- What the exercise asks
Lines from the one containing "Parse this screenshot: output" through the end of the data are to be returned exactly, and no others.

- Data listing
------------------------------------
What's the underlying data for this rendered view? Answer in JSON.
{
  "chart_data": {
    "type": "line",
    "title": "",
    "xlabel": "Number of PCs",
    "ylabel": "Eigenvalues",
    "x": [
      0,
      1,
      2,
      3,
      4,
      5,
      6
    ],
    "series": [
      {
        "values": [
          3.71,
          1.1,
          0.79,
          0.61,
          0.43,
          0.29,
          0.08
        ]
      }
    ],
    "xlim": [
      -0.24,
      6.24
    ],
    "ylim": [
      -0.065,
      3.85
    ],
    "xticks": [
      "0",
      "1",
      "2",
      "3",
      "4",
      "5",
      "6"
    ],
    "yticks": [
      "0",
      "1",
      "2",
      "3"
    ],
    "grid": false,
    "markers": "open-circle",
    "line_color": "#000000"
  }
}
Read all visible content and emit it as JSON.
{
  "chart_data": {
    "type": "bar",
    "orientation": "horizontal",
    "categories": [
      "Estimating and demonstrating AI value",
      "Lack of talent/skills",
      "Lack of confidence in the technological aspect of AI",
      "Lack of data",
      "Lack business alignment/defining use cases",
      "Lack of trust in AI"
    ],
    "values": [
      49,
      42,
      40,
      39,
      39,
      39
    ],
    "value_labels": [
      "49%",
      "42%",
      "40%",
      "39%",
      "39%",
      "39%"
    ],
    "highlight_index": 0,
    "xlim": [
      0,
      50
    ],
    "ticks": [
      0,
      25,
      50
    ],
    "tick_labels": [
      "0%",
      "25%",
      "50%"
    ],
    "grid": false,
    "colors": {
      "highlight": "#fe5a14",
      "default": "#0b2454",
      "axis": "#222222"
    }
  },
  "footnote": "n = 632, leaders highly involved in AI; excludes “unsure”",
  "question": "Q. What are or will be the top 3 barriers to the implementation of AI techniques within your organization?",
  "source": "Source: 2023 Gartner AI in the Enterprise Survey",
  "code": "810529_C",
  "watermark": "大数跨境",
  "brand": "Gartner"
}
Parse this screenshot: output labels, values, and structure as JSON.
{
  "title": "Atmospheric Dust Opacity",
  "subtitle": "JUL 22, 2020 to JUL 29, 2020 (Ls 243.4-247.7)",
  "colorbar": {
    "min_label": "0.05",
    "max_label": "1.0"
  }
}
------------------------------------
- Response
Parse this screenshot: output labels, values, and structure as JSON.
{
  "title": "Atmospheric Dust Opacity",
  "subtitle": "JUL 22, 2020 to JUL 29, 2020 (Ls 243.4-247.7)",
  "colorbar": {
    "min_label": "0.05",
    "max_label": "1.0"
  }
}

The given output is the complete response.